• _Written problem_
Report how many lines contain "Allows", with no other words.

--- Start of Extracted data ---

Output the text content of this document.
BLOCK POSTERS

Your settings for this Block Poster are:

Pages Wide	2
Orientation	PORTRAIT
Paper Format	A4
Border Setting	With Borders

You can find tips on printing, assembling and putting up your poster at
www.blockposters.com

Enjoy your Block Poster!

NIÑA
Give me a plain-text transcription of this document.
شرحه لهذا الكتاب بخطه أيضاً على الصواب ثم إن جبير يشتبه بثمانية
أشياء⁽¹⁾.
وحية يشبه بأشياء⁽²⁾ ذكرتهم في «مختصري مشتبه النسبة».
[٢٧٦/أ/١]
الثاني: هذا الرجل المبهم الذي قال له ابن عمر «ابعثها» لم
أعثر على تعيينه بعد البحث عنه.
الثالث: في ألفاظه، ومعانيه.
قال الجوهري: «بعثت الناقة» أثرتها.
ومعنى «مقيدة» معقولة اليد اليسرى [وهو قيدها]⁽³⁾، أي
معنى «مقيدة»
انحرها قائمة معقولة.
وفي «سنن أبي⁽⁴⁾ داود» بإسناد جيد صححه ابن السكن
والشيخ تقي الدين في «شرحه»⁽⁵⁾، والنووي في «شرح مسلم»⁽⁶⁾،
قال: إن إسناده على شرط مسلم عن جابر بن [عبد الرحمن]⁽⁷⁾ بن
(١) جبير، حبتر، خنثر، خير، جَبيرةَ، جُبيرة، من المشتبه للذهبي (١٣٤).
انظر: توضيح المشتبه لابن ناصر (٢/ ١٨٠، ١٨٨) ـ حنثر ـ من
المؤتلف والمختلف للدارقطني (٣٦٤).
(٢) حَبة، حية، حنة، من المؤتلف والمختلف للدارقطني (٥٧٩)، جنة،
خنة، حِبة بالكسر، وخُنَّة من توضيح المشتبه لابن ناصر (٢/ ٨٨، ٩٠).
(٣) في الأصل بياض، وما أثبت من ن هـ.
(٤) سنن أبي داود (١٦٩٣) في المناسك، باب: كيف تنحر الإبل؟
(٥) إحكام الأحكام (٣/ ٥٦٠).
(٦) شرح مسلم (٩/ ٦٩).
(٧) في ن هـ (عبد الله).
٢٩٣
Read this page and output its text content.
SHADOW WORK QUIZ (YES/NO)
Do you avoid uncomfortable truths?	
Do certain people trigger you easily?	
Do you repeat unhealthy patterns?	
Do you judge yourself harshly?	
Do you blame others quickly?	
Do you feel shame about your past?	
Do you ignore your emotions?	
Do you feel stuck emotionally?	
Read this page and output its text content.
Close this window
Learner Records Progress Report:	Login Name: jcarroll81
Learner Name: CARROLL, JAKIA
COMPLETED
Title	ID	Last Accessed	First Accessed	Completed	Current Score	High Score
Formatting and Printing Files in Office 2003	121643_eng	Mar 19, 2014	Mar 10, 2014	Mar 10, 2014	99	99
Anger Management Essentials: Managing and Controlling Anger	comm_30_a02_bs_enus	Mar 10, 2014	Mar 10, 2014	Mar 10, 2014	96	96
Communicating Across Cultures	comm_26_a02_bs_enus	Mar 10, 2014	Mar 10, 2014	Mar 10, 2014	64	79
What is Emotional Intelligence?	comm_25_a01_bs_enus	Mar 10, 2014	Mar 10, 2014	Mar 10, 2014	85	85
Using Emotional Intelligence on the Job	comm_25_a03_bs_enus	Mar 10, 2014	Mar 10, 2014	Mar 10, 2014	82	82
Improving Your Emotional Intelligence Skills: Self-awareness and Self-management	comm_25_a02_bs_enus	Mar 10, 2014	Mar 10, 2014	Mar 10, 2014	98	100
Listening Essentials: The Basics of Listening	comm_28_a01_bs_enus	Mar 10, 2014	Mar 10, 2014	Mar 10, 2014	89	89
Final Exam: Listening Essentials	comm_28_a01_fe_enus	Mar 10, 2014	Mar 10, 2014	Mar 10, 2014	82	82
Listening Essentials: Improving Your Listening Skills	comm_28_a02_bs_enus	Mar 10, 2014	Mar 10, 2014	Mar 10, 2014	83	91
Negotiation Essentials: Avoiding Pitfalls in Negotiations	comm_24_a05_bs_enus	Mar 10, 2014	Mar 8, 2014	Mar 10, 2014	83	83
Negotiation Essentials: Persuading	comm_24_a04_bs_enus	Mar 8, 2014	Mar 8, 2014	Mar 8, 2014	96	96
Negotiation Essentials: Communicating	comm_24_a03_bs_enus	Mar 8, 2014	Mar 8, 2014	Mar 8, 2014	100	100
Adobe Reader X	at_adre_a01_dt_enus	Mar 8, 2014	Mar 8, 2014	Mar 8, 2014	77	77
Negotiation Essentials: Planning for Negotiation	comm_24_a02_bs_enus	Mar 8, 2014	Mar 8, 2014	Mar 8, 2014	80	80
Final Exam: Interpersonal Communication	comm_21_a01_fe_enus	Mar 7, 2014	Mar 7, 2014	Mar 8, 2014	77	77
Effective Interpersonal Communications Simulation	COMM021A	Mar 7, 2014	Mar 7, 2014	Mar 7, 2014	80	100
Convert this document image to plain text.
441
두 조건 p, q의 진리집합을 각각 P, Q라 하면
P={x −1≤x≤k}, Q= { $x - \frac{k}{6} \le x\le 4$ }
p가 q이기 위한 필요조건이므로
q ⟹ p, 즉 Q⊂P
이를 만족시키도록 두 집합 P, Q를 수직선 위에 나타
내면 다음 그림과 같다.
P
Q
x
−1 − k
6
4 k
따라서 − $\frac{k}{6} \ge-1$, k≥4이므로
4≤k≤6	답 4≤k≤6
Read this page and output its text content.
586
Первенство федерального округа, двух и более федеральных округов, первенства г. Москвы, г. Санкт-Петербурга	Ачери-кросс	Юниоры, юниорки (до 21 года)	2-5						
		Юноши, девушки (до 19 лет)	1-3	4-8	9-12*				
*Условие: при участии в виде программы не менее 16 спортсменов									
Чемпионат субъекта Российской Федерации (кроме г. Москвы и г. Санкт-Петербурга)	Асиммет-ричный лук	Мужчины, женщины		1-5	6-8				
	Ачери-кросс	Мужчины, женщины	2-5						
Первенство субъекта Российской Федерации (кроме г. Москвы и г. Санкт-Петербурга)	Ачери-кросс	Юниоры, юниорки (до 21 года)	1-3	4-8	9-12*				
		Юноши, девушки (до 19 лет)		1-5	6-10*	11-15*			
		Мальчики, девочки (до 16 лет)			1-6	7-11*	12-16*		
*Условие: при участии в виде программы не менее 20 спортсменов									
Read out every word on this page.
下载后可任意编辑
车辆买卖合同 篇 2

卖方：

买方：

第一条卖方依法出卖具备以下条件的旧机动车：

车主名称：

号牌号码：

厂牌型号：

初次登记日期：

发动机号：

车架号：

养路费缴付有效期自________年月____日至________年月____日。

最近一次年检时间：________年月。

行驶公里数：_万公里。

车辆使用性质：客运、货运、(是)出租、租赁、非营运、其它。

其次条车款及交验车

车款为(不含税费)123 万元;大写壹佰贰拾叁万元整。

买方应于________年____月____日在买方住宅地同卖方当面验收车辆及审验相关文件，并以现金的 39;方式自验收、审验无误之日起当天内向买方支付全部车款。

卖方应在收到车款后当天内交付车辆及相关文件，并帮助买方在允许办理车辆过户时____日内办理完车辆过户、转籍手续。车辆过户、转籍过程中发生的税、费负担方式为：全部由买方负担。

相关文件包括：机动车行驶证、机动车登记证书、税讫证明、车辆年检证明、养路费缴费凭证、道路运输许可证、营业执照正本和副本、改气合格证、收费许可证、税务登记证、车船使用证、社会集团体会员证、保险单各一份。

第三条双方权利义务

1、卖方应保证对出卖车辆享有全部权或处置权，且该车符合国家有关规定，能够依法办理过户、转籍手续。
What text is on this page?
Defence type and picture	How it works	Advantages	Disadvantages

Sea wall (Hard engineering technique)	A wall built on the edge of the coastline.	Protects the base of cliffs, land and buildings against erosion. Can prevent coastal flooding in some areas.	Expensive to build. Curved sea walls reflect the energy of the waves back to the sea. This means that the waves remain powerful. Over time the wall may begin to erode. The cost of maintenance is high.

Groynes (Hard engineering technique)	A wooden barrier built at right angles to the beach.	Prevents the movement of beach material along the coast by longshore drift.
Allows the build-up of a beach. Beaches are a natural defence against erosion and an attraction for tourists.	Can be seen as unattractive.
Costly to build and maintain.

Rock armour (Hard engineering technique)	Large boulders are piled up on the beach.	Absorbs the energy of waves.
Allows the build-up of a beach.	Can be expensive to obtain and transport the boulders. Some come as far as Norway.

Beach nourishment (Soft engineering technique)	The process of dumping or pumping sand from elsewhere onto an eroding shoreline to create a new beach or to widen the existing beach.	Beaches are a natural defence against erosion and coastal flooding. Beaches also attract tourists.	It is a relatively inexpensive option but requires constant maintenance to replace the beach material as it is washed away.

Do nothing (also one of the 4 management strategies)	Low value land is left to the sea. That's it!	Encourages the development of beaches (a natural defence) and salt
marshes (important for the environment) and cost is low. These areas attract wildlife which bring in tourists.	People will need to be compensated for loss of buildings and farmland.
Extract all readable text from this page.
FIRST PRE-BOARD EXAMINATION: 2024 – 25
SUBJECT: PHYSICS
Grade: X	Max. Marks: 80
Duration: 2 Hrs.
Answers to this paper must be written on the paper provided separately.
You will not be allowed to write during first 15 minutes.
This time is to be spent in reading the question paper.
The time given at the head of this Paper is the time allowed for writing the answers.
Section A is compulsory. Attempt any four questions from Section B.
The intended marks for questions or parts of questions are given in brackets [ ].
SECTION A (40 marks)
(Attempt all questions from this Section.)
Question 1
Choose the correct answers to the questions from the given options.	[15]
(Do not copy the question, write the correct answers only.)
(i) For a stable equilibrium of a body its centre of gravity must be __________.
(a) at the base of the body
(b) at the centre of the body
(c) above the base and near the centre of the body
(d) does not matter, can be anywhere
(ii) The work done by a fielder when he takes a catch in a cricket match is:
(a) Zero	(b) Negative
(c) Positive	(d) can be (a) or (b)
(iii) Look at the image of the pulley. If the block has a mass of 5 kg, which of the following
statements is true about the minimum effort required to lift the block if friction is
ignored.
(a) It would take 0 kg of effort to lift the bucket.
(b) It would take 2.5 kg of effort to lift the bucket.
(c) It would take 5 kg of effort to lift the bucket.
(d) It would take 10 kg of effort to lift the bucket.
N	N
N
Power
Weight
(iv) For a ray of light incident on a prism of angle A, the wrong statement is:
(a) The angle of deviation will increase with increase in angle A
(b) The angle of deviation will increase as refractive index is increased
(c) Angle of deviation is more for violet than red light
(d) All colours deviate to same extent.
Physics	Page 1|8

--- End of Extracted data ---

• _Complete answer_
2